+++ Data shown

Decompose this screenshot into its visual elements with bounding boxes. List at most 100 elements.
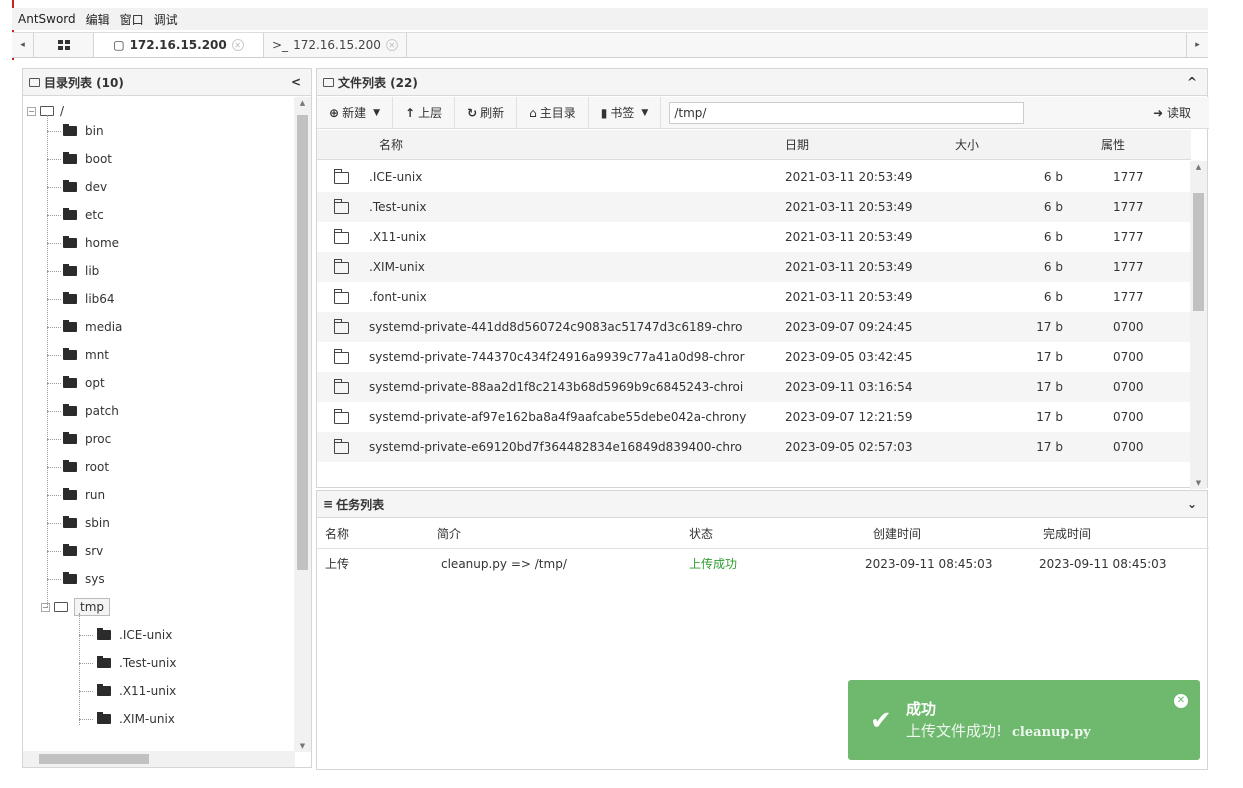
read-button[interactable]: ➜ 读取	[1153, 104, 1191, 121]
table-row[interactable]: .XIM-unix 2021-03-11 20:53:49 6 b 1777	[317, 252, 1191, 282]
tab-label: 172.16.15.200	[129, 38, 227, 52]
tree-item-run[interactable]: run	[63, 481, 105, 509]
tree-item-root[interactable]: root	[63, 453, 109, 481]
tree-item-label: .X11-unix	[119, 684, 177, 698]
new-button[interactable]: ⊕ 新建 ▼	[317, 97, 393, 128]
tab-file-manager[interactable]: ▢ 172.16.15.200 ✕	[94, 33, 264, 57]
task-column-done[interactable]: 完成时间	[1043, 519, 1091, 549]
scroll-down-icon[interactable]: ▼	[1190, 479, 1207, 487]
folder-icon	[334, 349, 349, 364]
tree-item-mnt[interactable]: mnt	[63, 341, 109, 369]
file-size: 6 b	[1043, 290, 1063, 304]
menu-edit[interactable]: 编辑	[86, 11, 110, 28]
tab-terminal[interactable]: >_ 172.16.15.200 ✕	[264, 33, 407, 57]
file-name: systemd-private-88aa2d1f8c2143b68d5969b9…	[369, 380, 744, 394]
collapse-panel-icon[interactable]: <	[291, 75, 301, 89]
tab-scroll-right-icon[interactable]: ▸	[1186, 33, 1208, 57]
task-column-desc[interactable]: 简介	[437, 519, 461, 549]
tree-item-patch[interactable]: patch	[63, 397, 119, 425]
tree-item-bin[interactable]: bin	[63, 117, 104, 145]
tree-item-tmp[interactable]: − tmp	[41, 593, 111, 621]
task-row[interactable]: 上传 cleanup.py => /tmp/ 上传成功 2023-09-11 0…	[317, 549, 1209, 579]
table-row[interactable]: systemd-private-88aa2d1f8c2143b68d5969b9…	[317, 372, 1191, 402]
tree-item-proc[interactable]: proc	[63, 425, 111, 453]
menu-debug[interactable]: 调试	[154, 11, 178, 28]
file-attr: 0700	[1113, 380, 1144, 394]
tree-item-tmp-child[interactable]: .Test-unix	[97, 649, 176, 677]
file-panel: 文件列表 (22) ^ ⊕ 新建 ▼ ↑ 上层 ↻ 刷新 ⌂ 主目录 ▮ 书签 …	[316, 68, 1209, 489]
directory-horizontal-scrollbar[interactable]	[23, 751, 295, 767]
column-size[interactable]: 大小	[955, 130, 979, 160]
up-level-button[interactable]: ↑ 上层	[393, 97, 456, 128]
collapse-toggle-icon[interactable]: −	[41, 602, 50, 612]
collapse-panel-icon[interactable]: ^	[1187, 75, 1197, 89]
directory-vertical-scrollbar[interactable]: ▲ ▼	[294, 97, 311, 752]
scroll-thumb[interactable]	[1193, 193, 1204, 311]
tree-item-lib[interactable]: lib	[63, 257, 99, 285]
scroll-thumb[interactable]	[39, 754, 149, 764]
path-input[interactable]: /tmp/	[669, 101, 1025, 124]
close-icon[interactable]: ✕	[231, 39, 244, 51]
tree-item-label: home	[85, 236, 120, 250]
table-row[interactable]: systemd-private-e69120bd7f364482834e1684…	[317, 432, 1191, 462]
tree-item-lib64[interactable]: lib64	[63, 285, 115, 313]
task-column-created[interactable]: 创建时间	[873, 519, 921, 549]
tree-item-sbin[interactable]: sbin	[63, 509, 110, 537]
tree-item-etc[interactable]: etc	[63, 201, 104, 229]
table-row[interactable]: .ICE-unix 2021-03-11 20:53:49 6 b 1777	[317, 162, 1191, 192]
tree-item-label: mnt	[85, 348, 109, 362]
file-size: 17 b	[1036, 320, 1063, 334]
file-date: 2023-09-07 12:21:59	[785, 410, 913, 424]
tree-item-sys[interactable]: sys	[63, 565, 105, 593]
tree-item-home[interactable]: home	[63, 229, 119, 257]
collapse-panel-icon[interactable]: ⌄	[1187, 497, 1197, 511]
tree-item-tmp-child[interactable]: .X11-unix	[97, 677, 176, 705]
column-date[interactable]: 日期	[785, 130, 809, 160]
home-dir-button[interactable]: ⌂ 主目录	[517, 97, 589, 128]
column-name[interactable]: 名称	[379, 130, 403, 160]
directory-tree: − / bin boot dev etc home lib lib64 media mnt opt pa…	[23, 97, 295, 752]
menu-antsword[interactable]: AntSword	[18, 12, 76, 26]
refresh-button[interactable]: ↻ 刷新	[455, 97, 518, 128]
scroll-up-icon[interactable]: ▲	[294, 99, 311, 107]
tree-item-boot[interactable]: boot	[63, 145, 112, 173]
table-row[interactable]: systemd-private-744370c434f24916a9939c77…	[317, 342, 1191, 372]
scroll-up-icon[interactable]: ▲	[1190, 163, 1207, 171]
scroll-thumb[interactable]	[297, 115, 308, 570]
table-row[interactable]: .Test-unix 2021-03-11 20:53:49 6 b 1777	[317, 192, 1191, 222]
column-attr[interactable]: 属性	[1101, 130, 1125, 160]
bookmark-button[interactable]: ▮ 书签 ▼	[589, 97, 662, 128]
tree-item-tmp-child[interactable]: .XIM-unix	[97, 705, 175, 733]
folder-icon	[63, 124, 77, 136]
tree-item-srv[interactable]: srv	[63, 537, 103, 565]
grid-icon	[57, 40, 70, 50]
tree-item-dev[interactable]: dev	[63, 173, 107, 201]
caret-down-icon: ▼	[641, 107, 649, 118]
file-name: systemd-private-af97e162ba8a4f9aafcabe55…	[369, 410, 747, 424]
file-size: 6 b	[1043, 260, 1063, 274]
tree-item-opt[interactable]: opt	[63, 369, 105, 397]
tree-item-label: sbin	[85, 516, 110, 530]
tree-item-label: proc	[85, 432, 112, 446]
task-column-name[interactable]: 名称	[325, 519, 349, 549]
tree-item-tmp-child[interactable]: .ICE-unix	[97, 621, 172, 649]
arrow-right-icon: ➜	[1153, 106, 1164, 120]
close-icon[interactable]: ✕	[1174, 694, 1188, 708]
table-row[interactable]: .font-unix 2021-03-11 20:53:49 6 b 1777	[317, 282, 1191, 312]
file-attr: 0700	[1113, 410, 1144, 424]
table-row[interactable]: .X11-unix 2021-03-11 20:53:49 6 b 1777	[317, 222, 1191, 252]
collapse-toggle-icon[interactable]: −	[27, 106, 36, 116]
table-row[interactable]: systemd-private-441dd8d560724c9083ac5174…	[317, 312, 1191, 342]
scroll-down-icon[interactable]: ▼	[294, 742, 311, 750]
tab-scroll-left-icon[interactable]: ◂	[12, 33, 34, 57]
table-row[interactable]: systemd-private-af97e162ba8a4f9aafcabe55…	[317, 402, 1191, 432]
close-icon[interactable]: ✕	[385, 39, 398, 51]
task-column-status[interactable]: 状态	[689, 519, 713, 549]
tree-item-media[interactable]: media	[63, 313, 122, 341]
file-date: 2021-03-11 20:53:49	[785, 260, 913, 274]
tab-home-grid[interactable]	[34, 33, 94, 57]
folder-icon	[63, 264, 77, 276]
tree-root[interactable]: − /	[27, 97, 64, 125]
file-vertical-scrollbar[interactable]: ▲ ▼	[1190, 161, 1207, 489]
menu-window[interactable]: 窗口	[120, 11, 144, 28]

++++++

Task to complete |
Repeat all of the items above word for word, leaving out any pictures.

Result |
Decompose this screenshot into its visual elements with bounding boxes. List at most 100 elements.
read-button[interactable]: ➜ 读取	[1153, 104, 1191, 121]
table-row[interactable]: .XIM-unix 2021-03-11 20:53:49 6 b 1777	[317, 252, 1191, 282]
tab-label: 172.16.15.200	[129, 38, 227, 52]
tree-item-run[interactable]: run	[63, 481, 105, 509]
tree-item-root[interactable]: root	[63, 453, 109, 481]
tree-item-label: .X11-unix	[119, 684, 177, 698]
new-button[interactable]: ⊕ 新建 ▼	[317, 97, 393, 128]
tab-file-manager[interactable]: ▢ 172.16.15.200 ✕	[94, 33, 264, 57]
task-column-done[interactable]: 完成时间	[1043, 519, 1091, 549]
scroll-down-icon[interactable]: ▼	[1190, 479, 1207, 487]
folder-icon	[334, 349, 349, 364]
tree-item-mnt[interactable]: mnt	[63, 341, 109, 369]
file-size: 6 b	[1043, 290, 1063, 304]
menu-edit[interactable]: 编辑	[86, 11, 110, 28]
tab-terminal[interactable]: >_ 172.16.15.200 ✕	[264, 33, 407, 57]
file-name: systemd-private-88aa2d1f8c2143b68d5969b9…	[369, 380, 744, 394]
collapse-panel-icon[interactable]: <	[291, 75, 301, 89]
tab-scroll-right-icon[interactable]: ▸	[1186, 33, 1208, 57]
task-column-desc[interactable]: 简介	[437, 519, 461, 549]
tree-item-patch[interactable]: patch	[63, 397, 119, 425]
tree-item-bin[interactable]: bin	[63, 117, 104, 145]
tree-item-tmp[interactable]: − tmp	[41, 593, 111, 621]
task-row[interactable]: 上传 cleanup.py => /tmp/ 上传成功 2023-09-11 0…	[317, 549, 1209, 579]
table-row[interactable]: systemd-private-88aa2d1f8c2143b68d5969b9…	[317, 372, 1191, 402]
tree-item-proc[interactable]: proc	[63, 425, 111, 453]
menu-debug[interactable]: 调试	[154, 11, 178, 28]
file-attr: 0700	[1113, 380, 1144, 394]
tree-item-tmp-child[interactable]: .Test-unix	[97, 649, 176, 677]
file-panel: 文件列表 (22) ^ ⊕ 新建 ▼ ↑ 上层 ↻ 刷新 ⌂ 主目录 ▮ 书签 …	[316, 68, 1209, 489]
directory-horizontal-scrollbar[interactable]	[23, 751, 295, 767]
column-size[interactable]: 大小	[955, 130, 979, 160]
up-level-button[interactable]: ↑ 上层	[393, 97, 456, 128]
collapse-toggle-icon[interactable]: −	[41, 602, 50, 612]
collapse-panel-icon[interactable]: ^	[1187, 75, 1197, 89]
directory-vertical-scrollbar[interactable]: ▲ ▼	[294, 97, 311, 752]
scroll-thumb[interactable]	[1193, 193, 1204, 311]
tree-item-lib[interactable]: lib	[63, 257, 99, 285]
scroll-thumb[interactable]	[39, 754, 149, 764]
path-input[interactable]: /tmp/	[669, 101, 1025, 124]
close-icon[interactable]: ✕	[231, 39, 244, 51]
tree-item-label: home	[85, 236, 120, 250]
table-row[interactable]: systemd-private-e69120bd7f364482834e1684…	[317, 432, 1191, 462]
tree-item-lib64[interactable]: lib64	[63, 285, 115, 313]
task-column-created[interactable]: 创建时间	[873, 519, 921, 549]
tree-item-sbin[interactable]: sbin	[63, 509, 110, 537]
tree-item-etc[interactable]: etc	[63, 201, 104, 229]
table-row[interactable]: .ICE-unix 2021-03-11 20:53:49 6 b 1777	[317, 162, 1191, 192]
tree-item-label: mnt	[85, 348, 109, 362]
file-size: 17 b	[1036, 320, 1063, 334]
file-date: 2023-09-07 12:21:59	[785, 410, 913, 424]
tree-item-sys[interactable]: sys	[63, 565, 105, 593]
tree-item-home[interactable]: home	[63, 229, 119, 257]
collapse-panel-icon[interactable]: ⌄	[1187, 497, 1197, 511]
tree-item-tmp-child[interactable]: .X11-unix	[97, 677, 176, 705]
column-date[interactable]: 日期	[785, 130, 809, 160]
home-dir-button[interactable]: ⌂ 主目录	[517, 97, 589, 128]
column-name[interactable]: 名称	[379, 130, 403, 160]
directory-tree: − / bin boot dev etc home lib lib64 media mnt opt pa…	[23, 97, 295, 752]
menu-antsword[interactable]: AntSword	[18, 12, 76, 26]
refresh-button[interactable]: ↻ 刷新	[455, 97, 518, 128]
scroll-up-icon[interactable]: ▲	[294, 99, 311, 107]
tree-item-boot[interactable]: boot	[63, 145, 112, 173]
table-row[interactable]: systemd-private-744370c434f24916a9939c77…	[317, 342, 1191, 372]
scroll-up-icon[interactable]: ▲	[1190, 163, 1207, 171]
scroll-thumb[interactable]	[297, 115, 308, 570]
table-row[interactable]: .Test-unix 2021-03-11 20:53:49 6 b 1777	[317, 192, 1191, 222]
column-attr[interactable]: 属性	[1101, 130, 1125, 160]
bookmark-button[interactable]: ▮ 书签 ▼	[589, 97, 662, 128]
tree-item-tmp-child[interactable]: .XIM-unix	[97, 705, 175, 733]
folder-icon	[63, 124, 77, 136]
tree-item-srv[interactable]: srv	[63, 537, 103, 565]
grid-icon	[57, 40, 70, 50]
tree-item-dev[interactable]: dev	[63, 173, 107, 201]
caret-down-icon: ▼	[641, 107, 649, 118]
file-name: systemd-private-af97e162ba8a4f9aafcabe55…	[369, 410, 747, 424]
file-size: 6 b	[1043, 260, 1063, 274]
tree-item-opt[interactable]: opt	[63, 369, 105, 397]
tree-item-label: sbin	[85, 516, 110, 530]
tree-item-label: proc	[85, 432, 112, 446]
task-column-name[interactable]: 名称	[325, 519, 349, 549]
tree-item-tmp-child[interactable]: .ICE-unix	[97, 621, 172, 649]
arrow-right-icon: ➜	[1153, 106, 1164, 120]
close-icon[interactable]: ✕	[1174, 694, 1188, 708]
table-row[interactable]: .font-unix 2021-03-11 20:53:49 6 b 1777	[317, 282, 1191, 312]
file-attr: 0700	[1113, 410, 1144, 424]
table-row[interactable]: .X11-unix 2021-03-11 20:53:49 6 b 1777	[317, 222, 1191, 252]
collapse-toggle-icon[interactable]: −	[27, 106, 36, 116]
table-row[interactable]: systemd-private-441dd8d560724c9083ac5174…	[317, 312, 1191, 342]
scroll-down-icon[interactable]: ▼	[294, 742, 311, 750]
tab-scroll-left-icon[interactable]: ◂	[12, 33, 34, 57]
table-row[interactable]: systemd-private-af97e162ba8a4f9aafcabe55…	[317, 402, 1191, 432]
close-icon[interactable]: ✕	[385, 39, 398, 51]
task-column-status[interactable]: 状态	[689, 519, 713, 549]
tree-item-media[interactable]: media	[63, 313, 122, 341]
file-date: 2021-03-11 20:53:49	[785, 260, 913, 274]
tab-home-grid[interactable]	[34, 33, 94, 57]
folder-icon	[63, 264, 77, 276]
tree-root[interactable]: − /	[27, 97, 64, 125]
file-vertical-scrollbar[interactable]: ▲ ▼	[1190, 161, 1207, 489]
menu-window[interactable]: 窗口	[120, 11, 144, 28]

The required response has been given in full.